[Collected data]
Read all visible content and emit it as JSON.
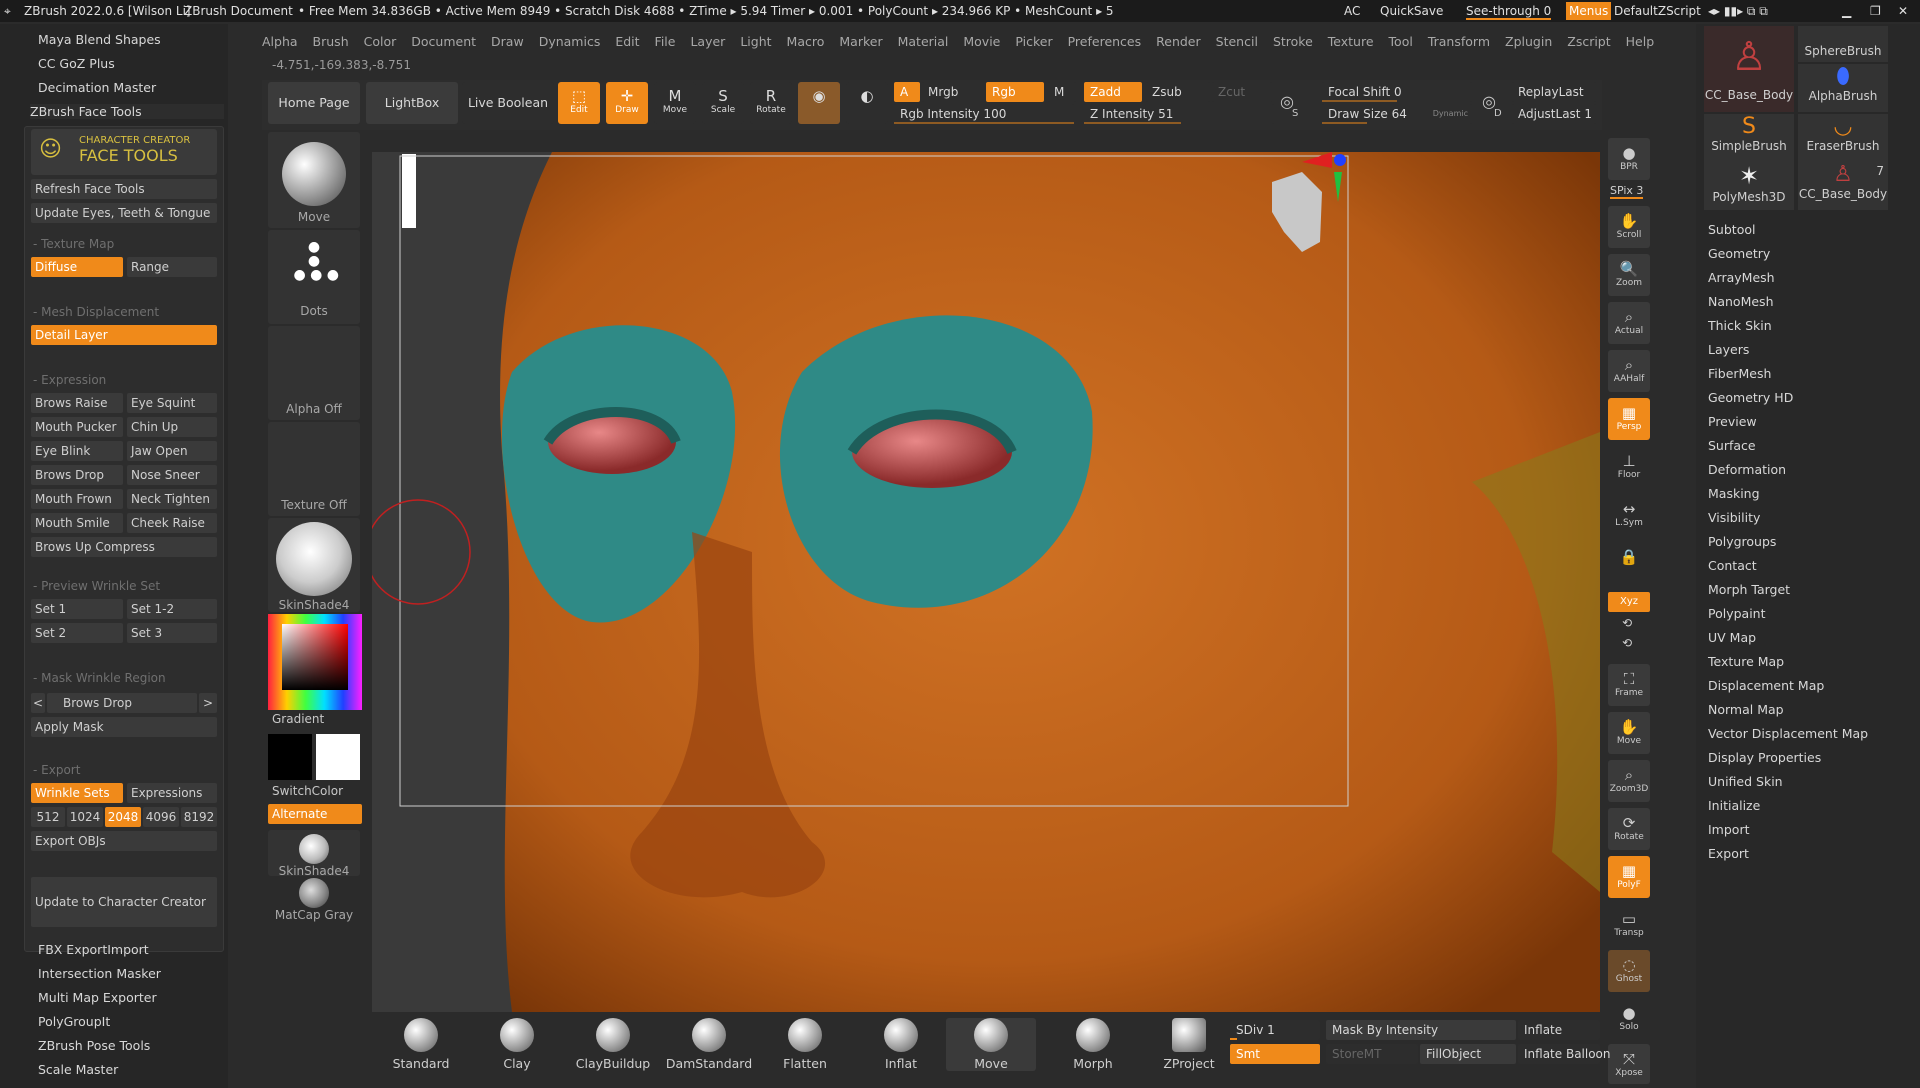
{
  "titlebar": {
    "app": "ZBrush 2022.0.6 [Wilson Li]",
    "doc": "ZBrush Document",
    "stats": "• Free Mem 34.836GB • Active Mem 8949 • Scratch Disk 4688 • ZTime ▸ 5.94 Timer ▸ 0.001 • PolyCount ▸ 234.966 KP • MeshCount ▸ 5",
    "ac": "AC",
    "quicksave": "QuickSave",
    "seethrough": "See-through  0",
    "menus": "Menus",
    "zscript": "DefaultZScript"
  },
  "menu": [
    "Alpha",
    "Brush",
    "Color",
    "Document",
    "Draw",
    "Dynamics",
    "Edit",
    "File",
    "Layer",
    "Light",
    "Macro",
    "Marker",
    "Material",
    "Movie",
    "Picker",
    "Preferences",
    "Render",
    "Stencil",
    "Stroke",
    "Texture",
    "Tool",
    "Transform",
    "Zplugin",
    "Zscript",
    "Help"
  ],
  "coords": "-4.751,-169.383,-8.751",
  "left_plugins_top": [
    "Maya Blend Shapes",
    "CC GoZ Plus",
    "Decimation Master",
    "ZBrush Face Tools"
  ],
  "face_tools": {
    "logo_line1": "CHARACTER CREATOR",
    "logo_line2": "FACE TOOLS",
    "refresh": "Refresh Face Tools",
    "update_eyes": "Update Eyes, Teeth & Tongue",
    "sec_texture": "- Texture Map",
    "diffuse": "Diffuse",
    "range": "Range",
    "sec_mesh": "- Mesh Displacement",
    "detail": "Detail Layer",
    "sec_expr": "- Expression",
    "expressions": [
      [
        "Brows Raise",
        "Eye Squint"
      ],
      [
        "Mouth Pucker",
        "Chin Up"
      ],
      [
        "Eye Blink",
        "Jaw Open"
      ],
      [
        "Brows Drop",
        "Nose Sneer"
      ],
      [
        "Mouth Frown",
        "Neck Tighten"
      ],
      [
        "Mouth Smile",
        "Cheek Raise"
      ],
      [
        "Brows Up Compress",
        ""
      ]
    ],
    "sec_preview": "- Preview Wrinkle Set",
    "sets": [
      [
        "Set 1",
        "Set 1-2"
      ],
      [
        "Set 2",
        "Set 3"
      ]
    ],
    "sec_mask": "- Mask Wrinkle Region",
    "mask_region": "Brows Drop",
    "apply_mask": "Apply Mask",
    "sec_export": "- Export",
    "wrinkle_sets": "Wrinkle Sets",
    "expr_btn": "Expressions",
    "sizes": [
      "512",
      "1024",
      "2048",
      "4096",
      "8192"
    ],
    "export_objs": "Export OBJs",
    "update_cc": "Update to Character Creator"
  },
  "left_plugins_bottom": [
    "FBX ExportImport",
    "Intersection Masker",
    "Multi Map Exporter",
    "PolyGroupIt",
    "ZBrush Pose Tools",
    "Scale Master"
  ],
  "shelf": {
    "home": "Home Page",
    "lightbox": "LightBox",
    "liveboolean": "Live Boolean",
    "edit": "Edit",
    "draw": "Draw",
    "move": "Move",
    "scale": "Scale",
    "rotate": "Rotate",
    "a": "A",
    "mrgb": "Mrgb",
    "rgb": "Rgb",
    "m": "M",
    "zadd": "Zadd",
    "zsub": "Zsub",
    "zcut": "Zcut",
    "rgb_intensity": "Rgb Intensity 100",
    "z_intensity": "Z Intensity 51",
    "focal": "Focal Shift 0",
    "drawsize": "Draw Size 64",
    "dynamic": "Dynamic",
    "s": "S",
    "d": "D",
    "replay": "ReplayLast",
    "adjust": "AdjustLast 1"
  },
  "tray": {
    "move": "Move",
    "dots": "Dots",
    "alpha": "Alpha Off",
    "texture": "Texture Off",
    "skinshade": "SkinShade4",
    "gradient": "Gradient",
    "switchcolor": "SwitchColor",
    "alternate": "Alternate",
    "skinshade2": "SkinShade4",
    "matcap": "MatCap Gray"
  },
  "righttools": [
    "BPR",
    "SPix 3",
    "Scroll",
    "Zoom",
    "Actual",
    "AAHalf",
    "Persp",
    "Floor",
    "L.Sym",
    "",
    "Xyz",
    "",
    "",
    "Frame",
    "Move",
    "Zoom3D",
    "Rotate",
    "PolyF",
    "Transp",
    "Ghost",
    "Solo",
    "Xpose"
  ],
  "brushes": [
    [
      "CC_Base_Body",
      "SphereBrush"
    ],
    [
      "",
      "AlphaBrush"
    ],
    [
      "SimpleBrush",
      "EraserBrush"
    ],
    [
      "PolyMesh3D",
      "CC_Base_Body"
    ]
  ],
  "brush_count": "7",
  "subtools": [
    "Subtool",
    "Geometry",
    "ArrayMesh",
    "NanoMesh",
    "Thick Skin",
    "Layers",
    "FiberMesh",
    "Geometry HD",
    "Preview",
    "Surface",
    "Deformation",
    "Masking",
    "Visibility",
    "Polygroups",
    "Contact",
    "Morph Target",
    "Polypaint",
    "UV Map",
    "Texture Map",
    "Displacement Map",
    "Normal Map",
    "Vector Displacement Map",
    "Display Properties",
    "Unified Skin",
    "Initialize",
    "Import",
    "Export"
  ],
  "bottom_brushes": [
    "Standard",
    "Clay",
    "ClayBuildup",
    "DamStandard",
    "Flatten",
    "Inflat",
    "Move",
    "Morph",
    "ZProject"
  ],
  "bottom_controls": {
    "sdiv": "SDiv 1",
    "smt": "Smt",
    "mask_intensity": "Mask By Intensity",
    "storemt": "StoreMT",
    "fillobject": "FillObject",
    "inflate": "Inflate",
    "inflate_balloon": "Inflate Balloon"
  },
  "colors": {
    "accent": "#f08a1a",
    "panel": "#2d2d2d",
    "skin": "#c1621a",
    "teal": "#2f8a86"
  }
}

_Exercise details_. All the records above need to be given again word for word. Skip the pictures.

_Reply to the task_.
Read all visible content and emit it as JSON.
{
  "titlebar": {
    "app": "ZBrush 2022.0.6 [Wilson Li]",
    "doc": "ZBrush Document",
    "stats": "• Free Mem 34.836GB • Active Mem 8949 • Scratch Disk 4688 • ZTime ▸ 5.94 Timer ▸ 0.001 • PolyCount ▸ 234.966 KP • MeshCount ▸ 5",
    "ac": "AC",
    "quicksave": "QuickSave",
    "seethrough": "See-through  0",
    "menus": "Menus",
    "zscript": "DefaultZScript"
  },
  "menu": [
    "Alpha",
    "Brush",
    "Color",
    "Document",
    "Draw",
    "Dynamics",
    "Edit",
    "File",
    "Layer",
    "Light",
    "Macro",
    "Marker",
    "Material",
    "Movie",
    "Picker",
    "Preferences",
    "Render",
    "Stencil",
    "Stroke",
    "Texture",
    "Tool",
    "Transform",
    "Zplugin",
    "Zscript",
    "Help"
  ],
  "coords": "-4.751,-169.383,-8.751",
  "left_plugins_top": [
    "Maya Blend Shapes",
    "CC GoZ Plus",
    "Decimation Master",
    "ZBrush Face Tools"
  ],
  "face_tools": {
    "logo_line1": "CHARACTER CREATOR",
    "logo_line2": "FACE TOOLS",
    "refresh": "Refresh Face Tools",
    "update_eyes": "Update Eyes, Teeth & Tongue",
    "sec_texture": "- Texture Map",
    "diffuse": "Diffuse",
    "range": "Range",
    "sec_mesh": "- Mesh Displacement",
    "detail": "Detail Layer",
    "sec_expr": "- Expression",
    "expressions": [
      [
        "Brows Raise",
        "Eye Squint"
      ],
      [
        "Mouth Pucker",
        "Chin Up"
      ],
      [
        "Eye Blink",
        "Jaw Open"
      ],
      [
        "Brows Drop",
        "Nose Sneer"
      ],
      [
        "Mouth Frown",
        "Neck Tighten"
      ],
      [
        "Mouth Smile",
        "Cheek Raise"
      ],
      [
        "Brows Up Compress",
        ""
      ]
    ],
    "sec_preview": "- Preview Wrinkle Set",
    "sets": [
      [
        "Set 1",
        "Set 1-2"
      ],
      [
        "Set 2",
        "Set 3"
      ]
    ],
    "sec_mask": "- Mask Wrinkle Region",
    "mask_region": "Brows Drop",
    "apply_mask": "Apply Mask",
    "sec_export": "- Export",
    "wrinkle_sets": "Wrinkle Sets",
    "expr_btn": "Expressions",
    "sizes": [
      "512",
      "1024",
      "2048",
      "4096",
      "8192"
    ],
    "export_objs": "Export OBJs",
    "update_cc": "Update to Character Creator"
  },
  "left_plugins_bottom": [
    "FBX ExportImport",
    "Intersection Masker",
    "Multi Map Exporter",
    "PolyGroupIt",
    "ZBrush Pose Tools",
    "Scale Master"
  ],
  "shelf": {
    "home": "Home Page",
    "lightbox": "LightBox",
    "liveboolean": "Live Boolean",
    "edit": "Edit",
    "draw": "Draw",
    "move": "Move",
    "scale": "Scale",
    "rotate": "Rotate",
    "a": "A",
    "mrgb": "Mrgb",
    "rgb": "Rgb",
    "m": "M",
    "zadd": "Zadd",
    "zsub": "Zsub",
    "zcut": "Zcut",
    "rgb_intensity": "Rgb Intensity 100",
    "z_intensity": "Z Intensity 51",
    "focal": "Focal Shift 0",
    "drawsize": "Draw Size 64",
    "dynamic": "Dynamic",
    "s": "S",
    "d": "D",
    "replay": "ReplayLast",
    "adjust": "AdjustLast 1"
  },
  "tray": {
    "move": "Move",
    "dots": "Dots",
    "alpha": "Alpha Off",
    "texture": "Texture Off",
    "skinshade": "SkinShade4",
    "gradient": "Gradient",
    "switchcolor": "SwitchColor",
    "alternate": "Alternate",
    "skinshade2": "SkinShade4",
    "matcap": "MatCap Gray"
  },
  "righttools": [
    "BPR",
    "SPix 3",
    "Scroll",
    "Zoom",
    "Actual",
    "AAHalf",
    "Persp",
    "Floor",
    "L.Sym",
    "",
    "Xyz",
    "",
    "",
    "Frame",
    "Move",
    "Zoom3D",
    "Rotate",
    "PolyF",
    "Transp",
    "Ghost",
    "Solo",
    "Xpose"
  ],
  "brushes": [
    [
      "CC_Base_Body",
      "SphereBrush"
    ],
    [
      "",
      "AlphaBrush"
    ],
    [
      "SimpleBrush",
      "EraserBrush"
    ],
    [
      "PolyMesh3D",
      "CC_Base_Body"
    ]
  ],
  "brush_count": "7",
  "subtools": [
    "Subtool",
    "Geometry",
    "ArrayMesh",
    "NanoMesh",
    "Thick Skin",
    "Layers",
    "FiberMesh",
    "Geometry HD",
    "Preview",
    "Surface",
    "Deformation",
    "Masking",
    "Visibility",
    "Polygroups",
    "Contact",
    "Morph Target",
    "Polypaint",
    "UV Map",
    "Texture Map",
    "Displacement Map",
    "Normal Map",
    "Vector Displacement Map",
    "Display Properties",
    "Unified Skin",
    "Initialize",
    "Import",
    "Export"
  ],
  "bottom_brushes": [
    "Standard",
    "Clay",
    "ClayBuildup",
    "DamStandard",
    "Flatten",
    "Inflat",
    "Move",
    "Morph",
    "ZProject"
  ],
  "bottom_controls": {
    "sdiv": "SDiv 1",
    "smt": "Smt",
    "mask_intensity": "Mask By Intensity",
    "storemt": "StoreMT",
    "fillobject": "FillObject",
    "inflate": "Inflate",
    "inflate_balloon": "Inflate Balloon"
  },
  "colors": {
    "accent": "#f08a1a",
    "panel": "#2d2d2d",
    "skin": "#c1621a",
    "teal": "#2f8a86"
  }
}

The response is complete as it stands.